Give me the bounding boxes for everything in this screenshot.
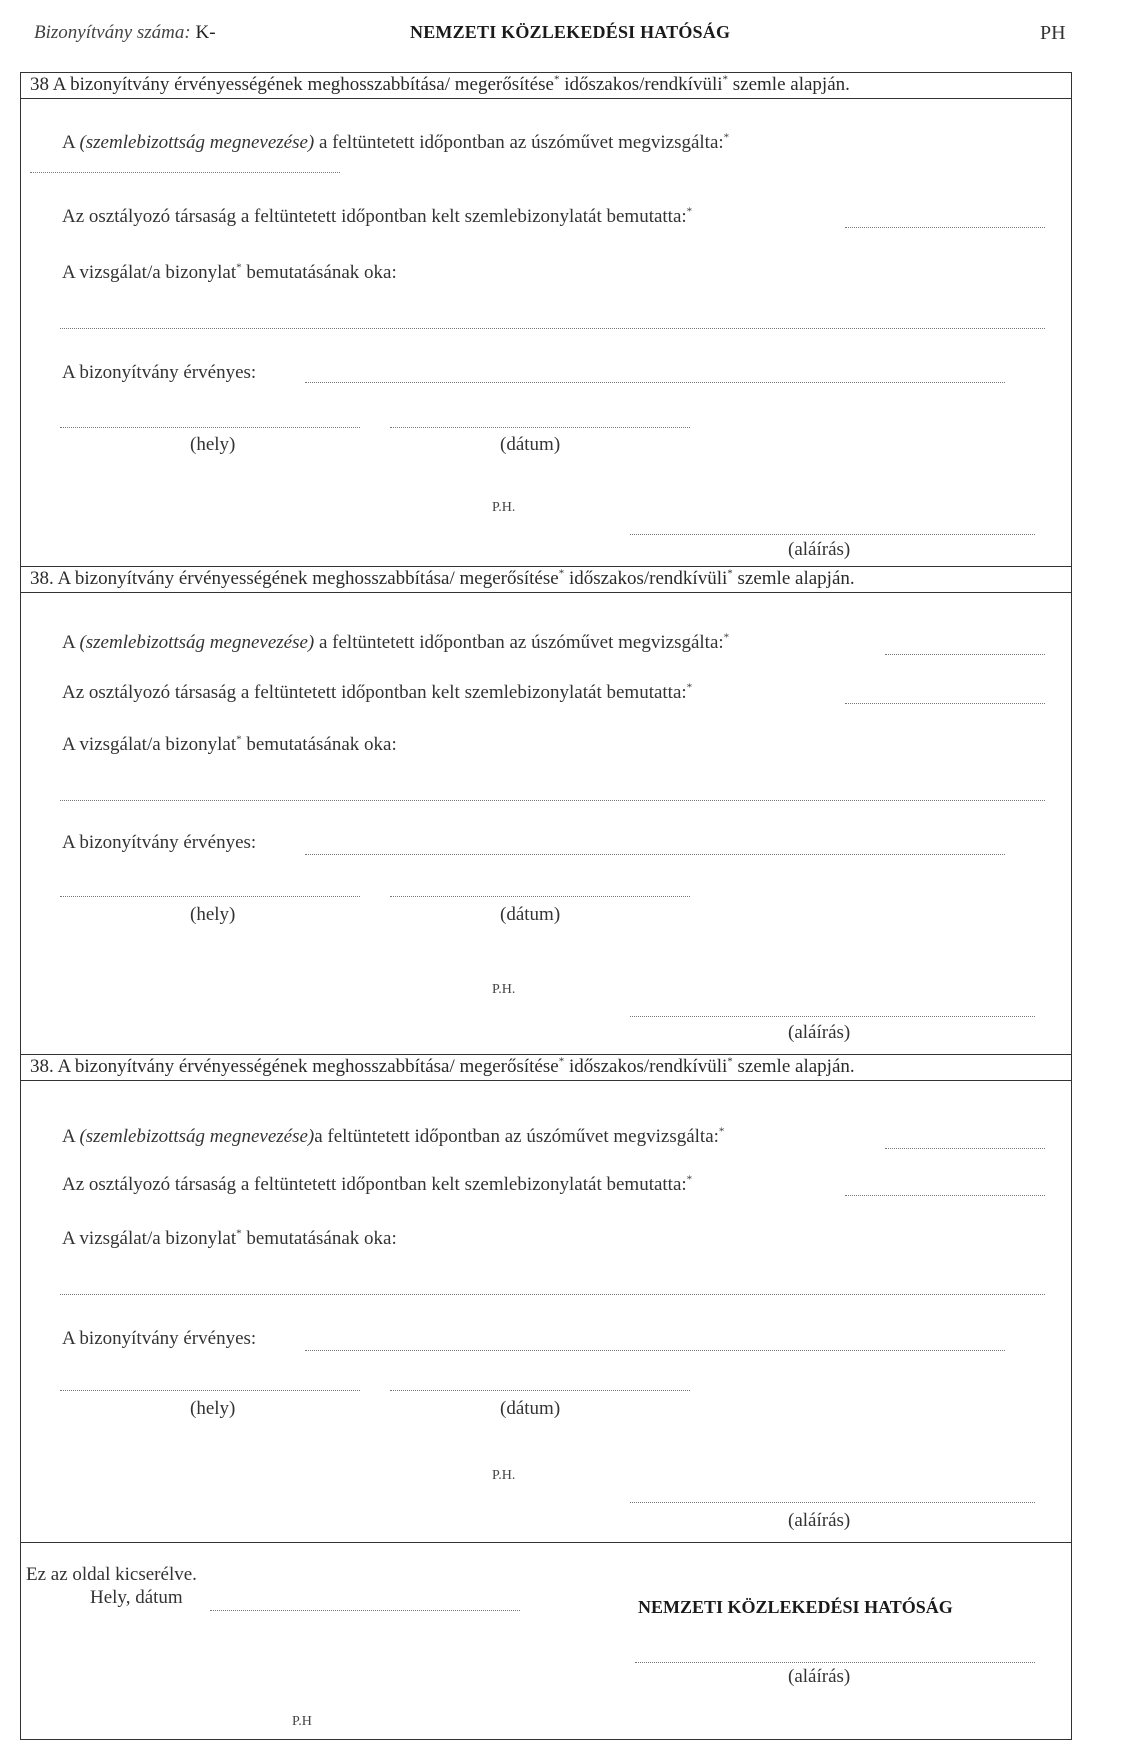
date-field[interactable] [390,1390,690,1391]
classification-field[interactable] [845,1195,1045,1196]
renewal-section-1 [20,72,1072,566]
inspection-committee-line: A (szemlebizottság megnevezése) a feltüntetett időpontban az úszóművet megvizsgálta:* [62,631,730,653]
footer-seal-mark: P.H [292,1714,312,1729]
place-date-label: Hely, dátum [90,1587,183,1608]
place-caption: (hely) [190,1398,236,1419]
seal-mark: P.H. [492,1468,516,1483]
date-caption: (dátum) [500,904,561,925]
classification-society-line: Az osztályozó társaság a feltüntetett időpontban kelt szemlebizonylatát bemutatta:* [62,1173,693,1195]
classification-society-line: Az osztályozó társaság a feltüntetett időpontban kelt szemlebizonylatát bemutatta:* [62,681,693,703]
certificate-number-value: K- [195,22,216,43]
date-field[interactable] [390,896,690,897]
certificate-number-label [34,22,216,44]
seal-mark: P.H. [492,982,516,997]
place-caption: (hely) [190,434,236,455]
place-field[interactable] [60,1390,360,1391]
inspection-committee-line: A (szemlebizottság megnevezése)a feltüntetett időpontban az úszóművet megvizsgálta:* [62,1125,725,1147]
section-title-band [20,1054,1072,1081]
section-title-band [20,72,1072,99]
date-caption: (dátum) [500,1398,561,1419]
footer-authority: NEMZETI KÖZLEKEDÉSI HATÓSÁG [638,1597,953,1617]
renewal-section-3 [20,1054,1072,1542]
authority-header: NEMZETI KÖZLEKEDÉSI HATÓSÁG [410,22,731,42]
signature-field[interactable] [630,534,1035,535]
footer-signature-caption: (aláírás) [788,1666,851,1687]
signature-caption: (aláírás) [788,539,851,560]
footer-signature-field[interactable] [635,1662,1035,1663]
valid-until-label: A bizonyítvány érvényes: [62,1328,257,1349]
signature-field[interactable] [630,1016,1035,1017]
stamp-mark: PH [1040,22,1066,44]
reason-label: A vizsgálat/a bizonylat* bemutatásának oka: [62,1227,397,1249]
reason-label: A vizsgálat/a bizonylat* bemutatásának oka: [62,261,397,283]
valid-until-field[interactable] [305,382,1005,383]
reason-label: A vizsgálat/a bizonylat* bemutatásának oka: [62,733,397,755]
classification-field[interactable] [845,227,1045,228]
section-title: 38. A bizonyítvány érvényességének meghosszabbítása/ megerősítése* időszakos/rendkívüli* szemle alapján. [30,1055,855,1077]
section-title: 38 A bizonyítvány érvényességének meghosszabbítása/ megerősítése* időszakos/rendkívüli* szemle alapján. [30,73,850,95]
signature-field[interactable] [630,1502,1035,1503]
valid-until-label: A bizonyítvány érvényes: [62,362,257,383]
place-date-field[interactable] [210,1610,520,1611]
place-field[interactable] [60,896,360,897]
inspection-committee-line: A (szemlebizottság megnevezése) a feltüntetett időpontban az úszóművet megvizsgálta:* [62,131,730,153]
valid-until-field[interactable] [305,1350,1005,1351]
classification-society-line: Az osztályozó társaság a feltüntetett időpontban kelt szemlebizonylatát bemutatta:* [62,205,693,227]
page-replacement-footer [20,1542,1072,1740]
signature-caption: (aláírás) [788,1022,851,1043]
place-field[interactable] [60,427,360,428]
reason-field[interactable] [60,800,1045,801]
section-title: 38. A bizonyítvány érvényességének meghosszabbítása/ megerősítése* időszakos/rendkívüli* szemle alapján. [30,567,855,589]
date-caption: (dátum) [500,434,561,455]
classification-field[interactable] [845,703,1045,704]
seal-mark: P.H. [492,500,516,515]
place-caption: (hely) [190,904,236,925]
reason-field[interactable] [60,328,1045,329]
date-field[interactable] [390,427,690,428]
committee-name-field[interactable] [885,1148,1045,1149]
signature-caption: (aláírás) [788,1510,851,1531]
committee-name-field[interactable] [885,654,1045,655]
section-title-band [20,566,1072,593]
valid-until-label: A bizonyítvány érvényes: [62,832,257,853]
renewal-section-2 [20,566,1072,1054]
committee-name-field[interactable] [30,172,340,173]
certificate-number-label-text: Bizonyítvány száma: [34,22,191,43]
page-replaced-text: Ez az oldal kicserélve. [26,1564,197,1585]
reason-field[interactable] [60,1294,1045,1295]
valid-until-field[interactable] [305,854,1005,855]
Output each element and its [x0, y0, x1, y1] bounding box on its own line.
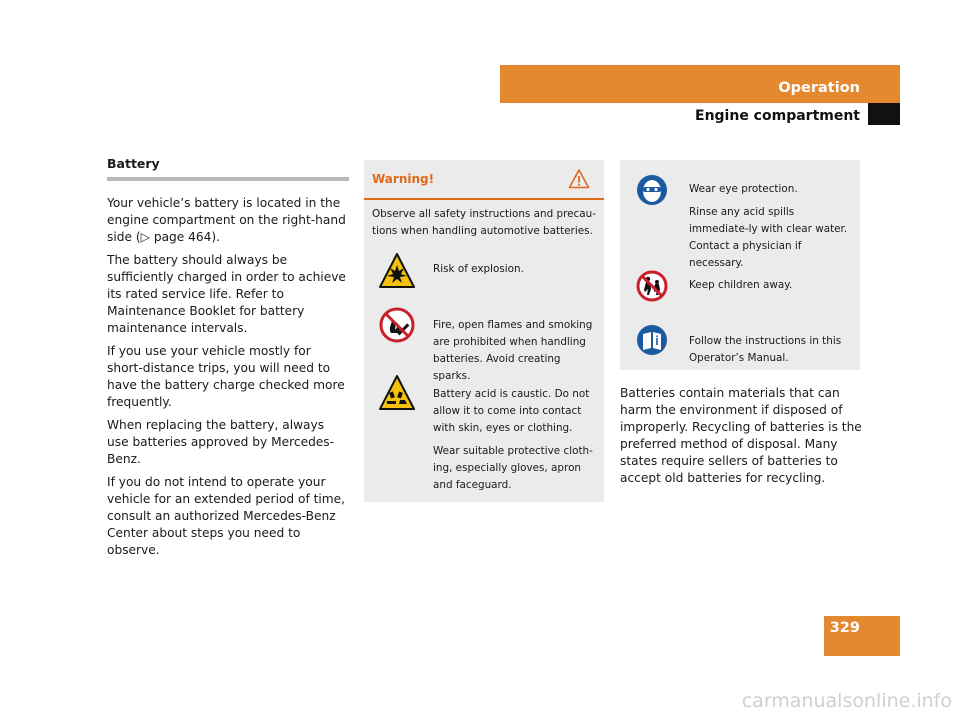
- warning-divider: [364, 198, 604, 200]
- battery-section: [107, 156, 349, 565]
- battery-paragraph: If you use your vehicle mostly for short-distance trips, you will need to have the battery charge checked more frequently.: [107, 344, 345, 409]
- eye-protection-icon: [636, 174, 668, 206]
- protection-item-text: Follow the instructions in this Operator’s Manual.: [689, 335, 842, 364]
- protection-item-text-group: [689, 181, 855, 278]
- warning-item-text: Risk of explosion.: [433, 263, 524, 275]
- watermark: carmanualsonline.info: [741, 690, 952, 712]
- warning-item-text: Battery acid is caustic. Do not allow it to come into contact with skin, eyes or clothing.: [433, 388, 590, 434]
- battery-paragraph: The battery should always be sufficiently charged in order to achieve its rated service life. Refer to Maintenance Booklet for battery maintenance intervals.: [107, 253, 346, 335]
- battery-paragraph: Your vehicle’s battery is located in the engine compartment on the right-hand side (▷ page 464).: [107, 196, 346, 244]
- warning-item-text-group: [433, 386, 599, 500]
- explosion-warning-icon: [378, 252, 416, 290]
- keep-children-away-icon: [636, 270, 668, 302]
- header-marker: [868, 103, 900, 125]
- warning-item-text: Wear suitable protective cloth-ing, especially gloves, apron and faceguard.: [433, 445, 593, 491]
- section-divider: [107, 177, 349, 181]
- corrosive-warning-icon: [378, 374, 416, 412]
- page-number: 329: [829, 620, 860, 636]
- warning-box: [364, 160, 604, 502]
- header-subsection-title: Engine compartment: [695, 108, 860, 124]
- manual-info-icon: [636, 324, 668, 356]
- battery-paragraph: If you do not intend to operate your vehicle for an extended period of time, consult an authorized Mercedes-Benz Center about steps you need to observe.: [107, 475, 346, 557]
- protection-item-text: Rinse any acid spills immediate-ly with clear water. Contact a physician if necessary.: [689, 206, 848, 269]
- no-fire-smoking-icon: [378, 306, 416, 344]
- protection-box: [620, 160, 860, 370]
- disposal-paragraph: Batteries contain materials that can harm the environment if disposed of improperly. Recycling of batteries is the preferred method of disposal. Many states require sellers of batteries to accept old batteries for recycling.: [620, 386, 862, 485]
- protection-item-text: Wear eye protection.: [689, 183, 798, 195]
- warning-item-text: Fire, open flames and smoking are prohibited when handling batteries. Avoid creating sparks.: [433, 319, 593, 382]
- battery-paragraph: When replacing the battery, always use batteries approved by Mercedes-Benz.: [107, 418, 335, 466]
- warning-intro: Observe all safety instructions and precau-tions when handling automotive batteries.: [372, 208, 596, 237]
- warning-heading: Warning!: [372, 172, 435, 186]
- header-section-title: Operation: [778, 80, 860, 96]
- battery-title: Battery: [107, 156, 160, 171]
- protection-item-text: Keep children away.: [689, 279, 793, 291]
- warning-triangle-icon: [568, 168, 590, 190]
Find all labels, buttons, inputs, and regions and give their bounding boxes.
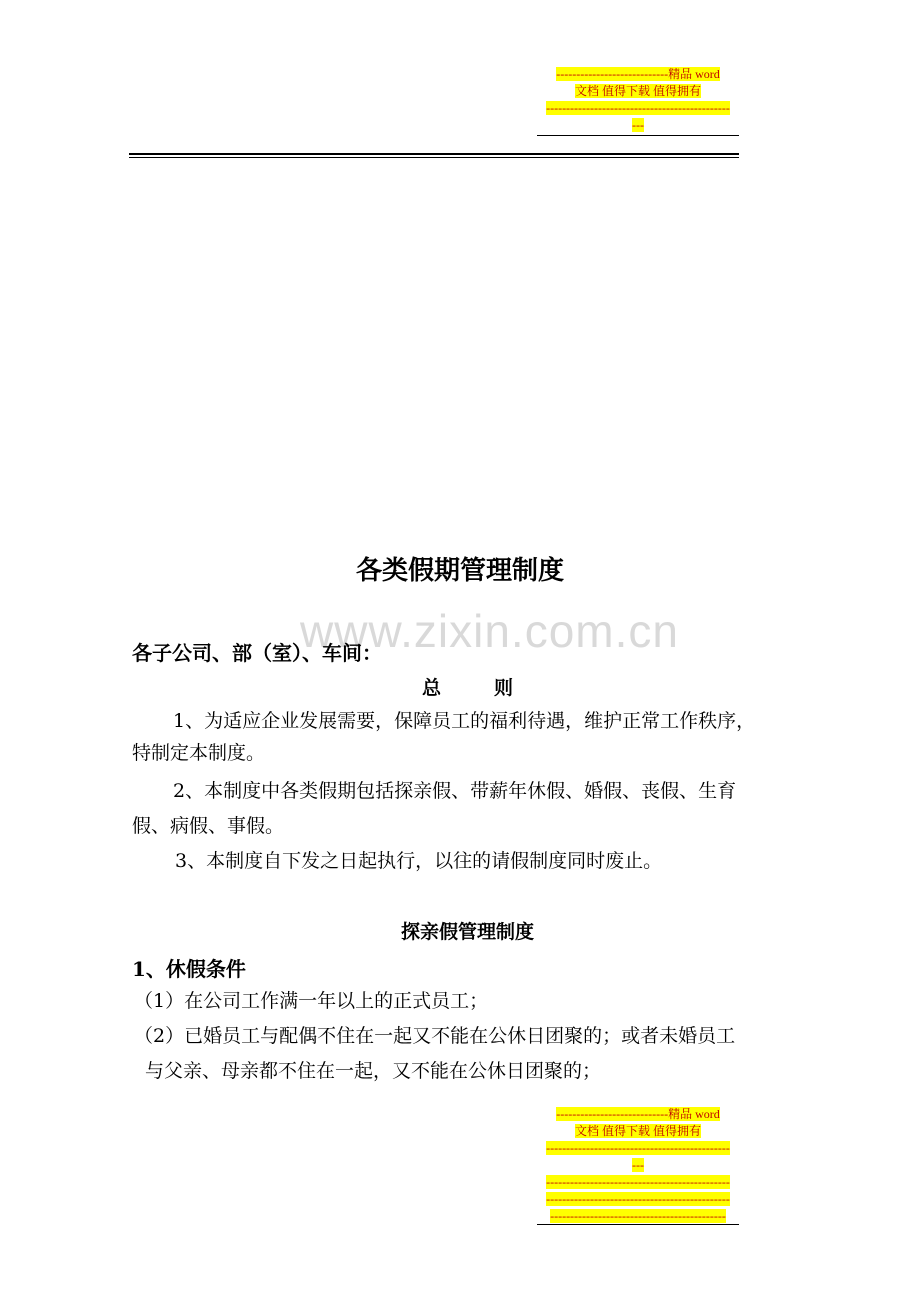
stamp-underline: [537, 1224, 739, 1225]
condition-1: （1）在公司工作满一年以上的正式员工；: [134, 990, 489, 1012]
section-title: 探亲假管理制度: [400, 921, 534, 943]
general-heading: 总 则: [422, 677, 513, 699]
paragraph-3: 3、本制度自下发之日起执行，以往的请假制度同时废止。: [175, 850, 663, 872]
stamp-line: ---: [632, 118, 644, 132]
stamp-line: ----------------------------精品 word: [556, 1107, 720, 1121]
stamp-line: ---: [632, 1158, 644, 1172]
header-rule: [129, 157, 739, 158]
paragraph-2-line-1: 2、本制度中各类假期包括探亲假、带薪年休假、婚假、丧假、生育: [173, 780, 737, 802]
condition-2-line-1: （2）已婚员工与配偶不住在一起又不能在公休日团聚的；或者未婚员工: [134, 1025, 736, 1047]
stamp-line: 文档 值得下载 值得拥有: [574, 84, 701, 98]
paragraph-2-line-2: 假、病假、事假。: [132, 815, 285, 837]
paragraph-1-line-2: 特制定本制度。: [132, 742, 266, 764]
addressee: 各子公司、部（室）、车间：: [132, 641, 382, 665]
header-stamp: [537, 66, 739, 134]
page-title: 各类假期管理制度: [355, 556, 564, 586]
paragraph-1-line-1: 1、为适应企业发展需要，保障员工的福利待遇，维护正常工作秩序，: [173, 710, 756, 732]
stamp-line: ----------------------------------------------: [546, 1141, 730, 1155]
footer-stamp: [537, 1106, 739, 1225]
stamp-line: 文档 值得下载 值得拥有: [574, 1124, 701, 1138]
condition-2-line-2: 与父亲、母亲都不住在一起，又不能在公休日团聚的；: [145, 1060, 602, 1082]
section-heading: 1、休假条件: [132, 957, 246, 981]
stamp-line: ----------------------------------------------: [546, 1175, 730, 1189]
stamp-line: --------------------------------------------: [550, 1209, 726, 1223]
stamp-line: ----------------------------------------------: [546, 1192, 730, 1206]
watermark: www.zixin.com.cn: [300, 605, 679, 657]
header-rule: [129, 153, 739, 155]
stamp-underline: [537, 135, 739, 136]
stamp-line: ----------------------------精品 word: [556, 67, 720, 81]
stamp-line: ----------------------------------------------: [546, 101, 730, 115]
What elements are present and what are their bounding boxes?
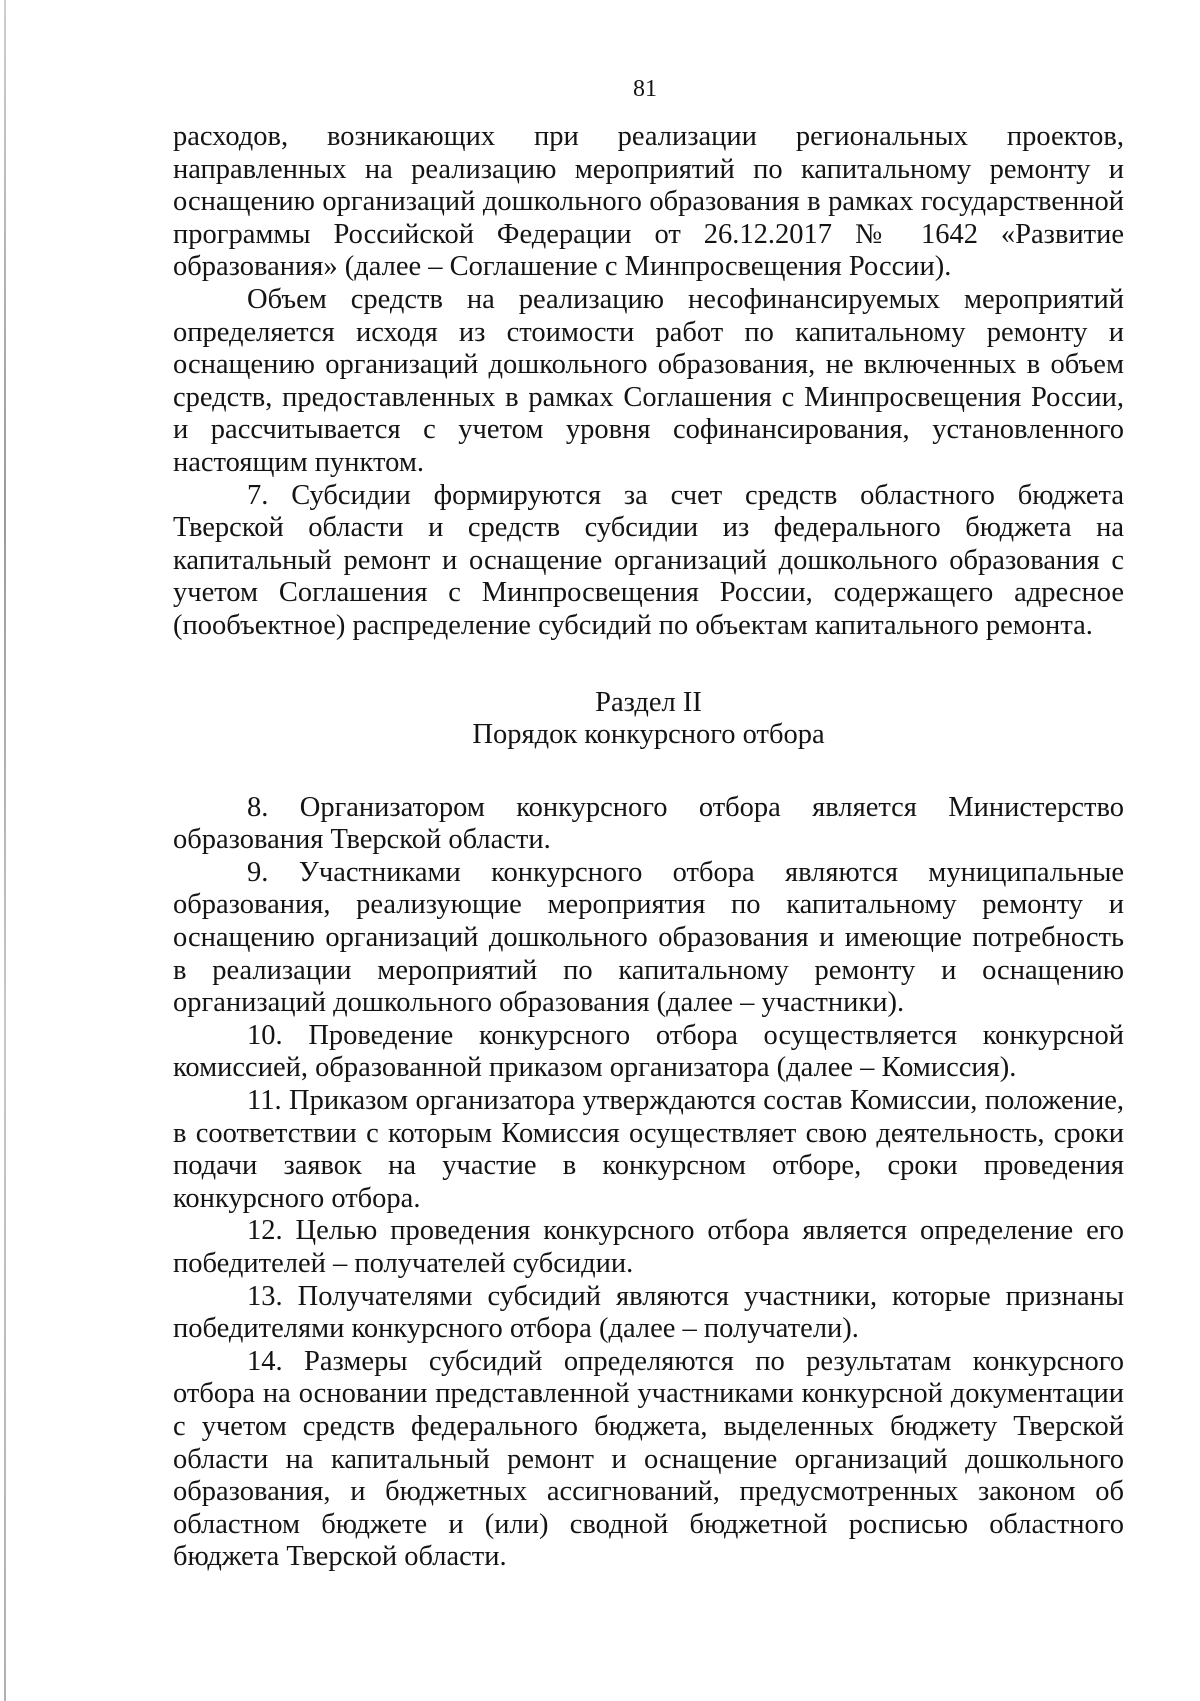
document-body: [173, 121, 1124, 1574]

········

Exercise prompt:
Format the lines as a Markdown table, starting with the line that contains "stamp-underline: [537, 1224, 739, 1225]" and going on through the line that contains "stamp-line: 文档 值得下载 值得拥有: [574, 84, 701, 98]". Use the columns Row and Line, put the row number under Row, and leave out any blank lines.

Solution:
| Row | Line |
|---|---|
| 1 | stamp-underline: [537, 1224, 739, 1225] |
| 2 | condition-1: （1）在公司工作满一年以上的正式员工；: [134, 990, 489, 1012] |
| 3 | section-title: 探亲假管理制度: [400, 921, 534, 943] |
| 4 | general-heading: 总 则: [422, 677, 513, 699] |
| 5 | paragraph-3: 3、本制度自下发之日起执行，以往的请假制度同时废止。: [175, 850, 663, 872] |
| 6 | stamp-line: ---: [632, 118, 644, 132] |
| 7 | stamp-line: ----------------------------精品 word: [556, 1107, 720, 1121] |
| 8 | stamp-line: ---: [632, 1158, 644, 1172] |
| 9 | header-rule: [129, 157, 739, 158] |
| 10 | paragraph-2-line-1: 2、本制度中各类假期包括探亲假、带薪年休假、婚假、丧假、生育: [173, 780, 737, 802] |
| 11 | condition-2-line-1: （2）已婚员工与配偶不住在一起又不能在公休日团聚的；或者未婚员工: [134, 1025, 736, 1047] |
| 12 | stamp-line: 文档 值得下载 值得拥有: [574, 84, 701, 98] |